◆ Passage given ◆
╔══

- Bangor University, School of Ocean Sciences, Bangor, United Kingdom of Great Britain – England, Scotland, Wales (k.stewart@bangor.ac.uk)
The northwards transport of heat through the North Atlantic Ocean is a crucial part of the present climate system. Ocean heat loss at high latitudes warms the atmosphere and cryosphere, influencing weather and melting ice, while simultaneously contributing to deep water formation integral to the Atlantic Meridional Overturning Circulation. Farther north, rising temperatures influenced by this oceanic heat transport has also driven Arctic atlantification. Thus accurate knowledge of ocean heat transport pathways will enable us to identify the hotspots of air-sea heat loss, and investigate the drivers of variability in heat transported along these pathways. When defining the heat transport pathways through the North Atlantic, many studies primarily take into account surface level variables, such as sea surface temperature, surface currents, or sea surface height. We investigate the utility of ocean heat content integrated from level of deep convection, 1000m depth, in identifying the heat transport pathways within the subpolar North Atlantic. This study uses data from the GLORYS12V1 Global Reanalysis dataset, spanning a 28 year period, to demonstrate that a dimensionless product of heat content and current speed provides a heat transport proxy that is more effective in determining the key pathways than using either heat content or speed alone. As expected, this method reveals that the poleward oceanic heat transport primarily follows topography northwards, but also indicates the presence of returning flows and recirculations that comprise the larger heat transport pathway system. Using data from the ERA5 Climate Reanalysis dataset over the same time period, we also show that the regions of the Arctic that exhibit the greatest rate of near-surface atmospheric warming do not perfectly correspond with the pathways themselves, but can be seen to correlate with the trends in heat content in the water column. This implies that atmospheric models that rely only on SST without taking water column stratification and heat content into account may be underestimating ocean heat fluxes.

╚══

◆ Data section ◆
╔══

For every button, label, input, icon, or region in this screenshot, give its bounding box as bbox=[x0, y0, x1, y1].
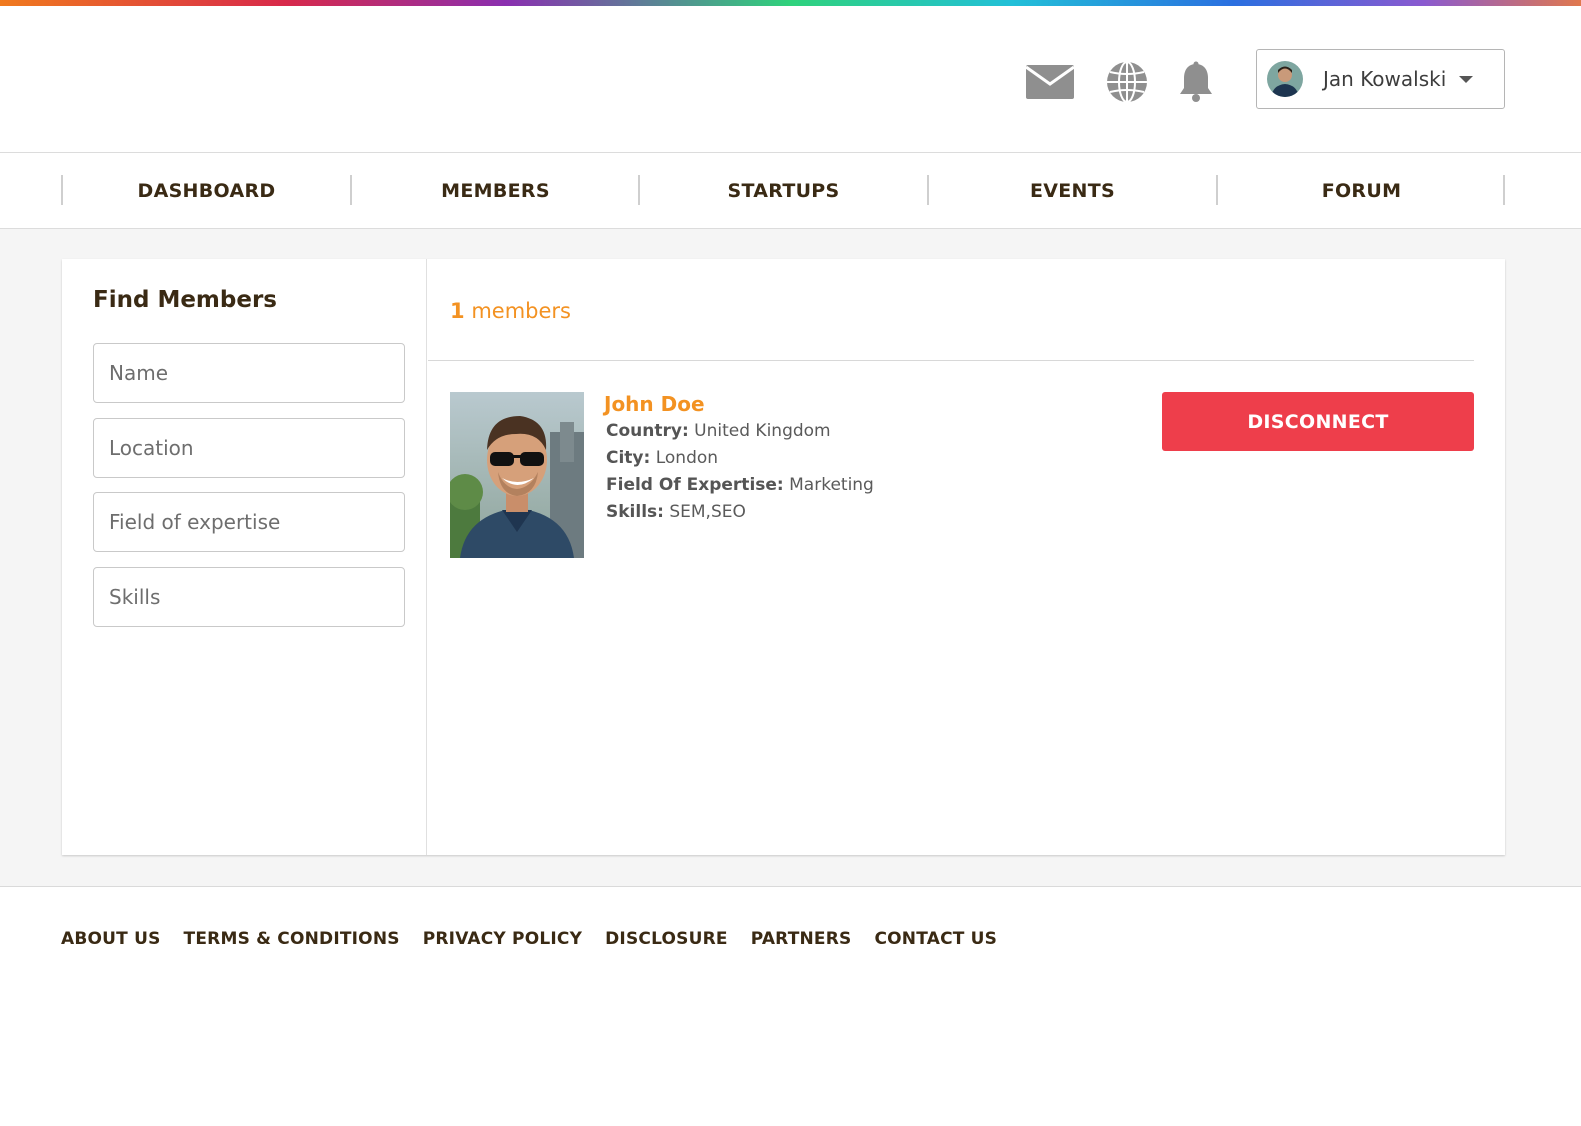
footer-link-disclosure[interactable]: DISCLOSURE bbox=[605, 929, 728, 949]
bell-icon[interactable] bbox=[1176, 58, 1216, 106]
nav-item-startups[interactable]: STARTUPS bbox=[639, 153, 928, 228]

╚══

◆ What to work on ◆
Answer these about the abstract on North Atlantic heat transport:
1. From what depth is ocean heat content integrated?
2. Which dataset supplies the ocean data, and over how many years?
3. Which dataset is used to examine near-surface atmospheric warming?
The data has no connection to the abstract; it comes from a separate source.

◆ Exercise output ◆
1. 1000 m, the level of deep convection.
2. The GLORYS12V1 Global Reanalysis dataset, over a 28-year period.
3. The ERA5 Climate Reanalysis dataset.